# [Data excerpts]

--- start ---

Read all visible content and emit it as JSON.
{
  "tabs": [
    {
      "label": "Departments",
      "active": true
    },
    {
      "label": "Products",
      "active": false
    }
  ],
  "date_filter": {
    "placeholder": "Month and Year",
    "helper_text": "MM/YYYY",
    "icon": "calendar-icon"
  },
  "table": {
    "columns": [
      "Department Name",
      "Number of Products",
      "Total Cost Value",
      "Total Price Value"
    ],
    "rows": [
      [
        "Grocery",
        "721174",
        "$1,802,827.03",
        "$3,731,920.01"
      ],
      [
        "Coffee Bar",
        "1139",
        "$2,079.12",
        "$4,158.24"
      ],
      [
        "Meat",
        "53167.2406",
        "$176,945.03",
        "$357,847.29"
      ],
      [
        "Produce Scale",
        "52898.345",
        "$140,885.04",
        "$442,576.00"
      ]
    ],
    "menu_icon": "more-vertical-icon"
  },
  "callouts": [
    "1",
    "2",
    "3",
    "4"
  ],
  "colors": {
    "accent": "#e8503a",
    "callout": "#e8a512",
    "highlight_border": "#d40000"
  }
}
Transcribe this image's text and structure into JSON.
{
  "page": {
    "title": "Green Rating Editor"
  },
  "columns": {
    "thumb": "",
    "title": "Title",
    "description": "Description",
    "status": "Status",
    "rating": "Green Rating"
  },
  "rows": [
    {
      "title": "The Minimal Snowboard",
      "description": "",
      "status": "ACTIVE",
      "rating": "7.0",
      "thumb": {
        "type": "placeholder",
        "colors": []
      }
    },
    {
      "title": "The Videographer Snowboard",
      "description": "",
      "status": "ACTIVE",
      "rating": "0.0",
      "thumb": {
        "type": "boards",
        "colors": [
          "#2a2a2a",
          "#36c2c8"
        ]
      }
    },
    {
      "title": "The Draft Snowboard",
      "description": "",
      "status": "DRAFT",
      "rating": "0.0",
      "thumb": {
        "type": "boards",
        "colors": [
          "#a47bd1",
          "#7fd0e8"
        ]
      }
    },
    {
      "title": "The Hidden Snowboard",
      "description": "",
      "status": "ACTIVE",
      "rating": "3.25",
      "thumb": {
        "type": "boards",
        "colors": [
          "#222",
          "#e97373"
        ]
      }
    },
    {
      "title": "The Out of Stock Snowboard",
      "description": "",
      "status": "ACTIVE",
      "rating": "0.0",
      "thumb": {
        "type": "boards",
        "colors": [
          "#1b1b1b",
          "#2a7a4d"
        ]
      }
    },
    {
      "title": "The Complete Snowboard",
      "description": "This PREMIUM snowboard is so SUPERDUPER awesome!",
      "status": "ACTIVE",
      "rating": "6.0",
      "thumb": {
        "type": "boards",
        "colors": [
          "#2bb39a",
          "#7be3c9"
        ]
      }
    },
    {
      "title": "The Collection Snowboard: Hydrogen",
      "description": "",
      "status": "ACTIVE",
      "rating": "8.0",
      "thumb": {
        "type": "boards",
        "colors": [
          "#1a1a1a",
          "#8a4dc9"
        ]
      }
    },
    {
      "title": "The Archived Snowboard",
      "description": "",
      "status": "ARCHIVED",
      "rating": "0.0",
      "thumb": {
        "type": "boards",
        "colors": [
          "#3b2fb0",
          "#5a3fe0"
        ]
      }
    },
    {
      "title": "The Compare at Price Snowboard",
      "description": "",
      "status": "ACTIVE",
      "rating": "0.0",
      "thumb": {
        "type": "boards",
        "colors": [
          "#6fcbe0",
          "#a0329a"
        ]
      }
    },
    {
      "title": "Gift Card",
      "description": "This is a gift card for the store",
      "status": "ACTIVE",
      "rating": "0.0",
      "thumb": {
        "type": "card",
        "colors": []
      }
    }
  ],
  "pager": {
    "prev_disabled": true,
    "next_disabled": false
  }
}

--- end ---

Each line of the listing should be copied exactly.

# [SOLUTION BELOW]
Read all visible content and emit it as JSON.
{
  "tabs": [
    {
      "label": "Departments",
      "active": true
    },
    {
      "label": "Products",
      "active": false
    }
  ],
  "date_filter": {
    "placeholder": "Month and Year",
    "helper_text": "MM/YYYY",
    "icon": "calendar-icon"
  },
  "table": {
    "columns": [
      "Department Name",
      "Number of Products",
      "Total Cost Value",
      "Total Price Value"
    ],
    "rows": [
      [
        "Grocery",
        "721174",
        "$1,802,827.03",
        "$3,731,920.01"
      ],
      [
        "Coffee Bar",
        "1139",
        "$2,079.12",
        "$4,158.24"
      ],
      [
        "Meat",
        "53167.2406",
        "$176,945.03",
        "$357,847.29"
      ],
      [
        "Produce Scale",
        "52898.345",
        "$140,885.04",
        "$442,576.00"
      ]
    ],
    "menu_icon": "more-vertical-icon"
  },
  "callouts": [
    "1",
    "2",
    "3",
    "4"
  ],
  "colors": {
    "accent": "#e8503a",
    "callout": "#e8a512",
    "highlight_border": "#d40000"
  }
}
Transcribe this image's text and structure into JSON.
{
  "page": {
    "title": "Green Rating Editor"
  },
  "columns": {
    "thumb": "",
    "title": "Title",
    "description": "Description",
    "status": "Status",
    "rating": "Green Rating"
  },
  "rows": [
    {
      "title": "The Minimal Snowboard",
      "description": "",
      "status": "ACTIVE",
      "rating": "7.0",
      "thumb": {
        "type": "placeholder",
        "colors": []
      }
    },
    {
      "title": "The Videographer Snowboard",
      "description": "",
      "status": "ACTIVE",
      "rating": "0.0",
      "thumb": {
        "type": "boards",
        "colors": [
          "#2a2a2a",
          "#36c2c8"
        ]
      }
    },
    {
      "title": "The Draft Snowboard",
      "description": "",
      "status": "DRAFT",
      "rating": "0.0",
      "thumb": {
        "type": "boards",
        "colors": [
          "#a47bd1",
          "#7fd0e8"
        ]
      }
    },
    {
      "title": "The Hidden Snowboard",
      "description": "",
      "status": "ACTIVE",
      "rating": "3.25",
      "thumb": {
        "type": "boards",
        "colors": [
          "#222",
          "#e97373"
        ]
      }
    },
    {
      "title": "The Out of Stock Snowboard",
      "description": "",
      "status": "ACTIVE",
      "rating": "0.0",
      "thumb": {
        "type": "boards",
        "colors": [
          "#1b1b1b",
          "#2a7a4d"
        ]
      }
    },
    {
      "title": "The Complete Snowboard",
      "description": "This PREMIUM snowboard is so SUPERDUPER awesome!",
      "status": "ACTIVE",
      "rating": "6.0",
      "thumb": {
        "type": "boards",
        "colors": [
          "#2bb39a",
          "#7be3c9"
        ]
      }
    },
    {
      "title": "The Collection Snowboard: Hydrogen",
      "description": "",
      "status": "ACTIVE",
      "rating": "8.0",
      "thumb": {
        "type": "boards",
        "colors": [
          "#1a1a1a",
          "#8a4dc9"
        ]
      }
    },
    {
      "title": "The Archived Snowboard",
      "description": "",
      "status": "ARCHIVED",
      "rating": "0.0",
      "thumb": {
        "type": "boards",
        "colors": [
          "#3b2fb0",
          "#5a3fe0"
        ]
      }
    },
    {
      "title": "The Compare at Price Snowboard",
      "description": "",
      "status": "ACTIVE",
      "rating": "0.0",
      "thumb": {
        "type": "boards",
        "colors": [
          "#6fcbe0",
          "#a0329a"
        ]
      }
    },
    {
      "title": "Gift Card",
      "description": "This is a gift card for the store",
      "status": "ACTIVE",
      "rating": "0.0",
      "thumb": {
        "type": "card",
        "colors": []
      }
    }
  ],
  "pager": {
    "prev_disabled": true,
    "next_disabled": false
  }
}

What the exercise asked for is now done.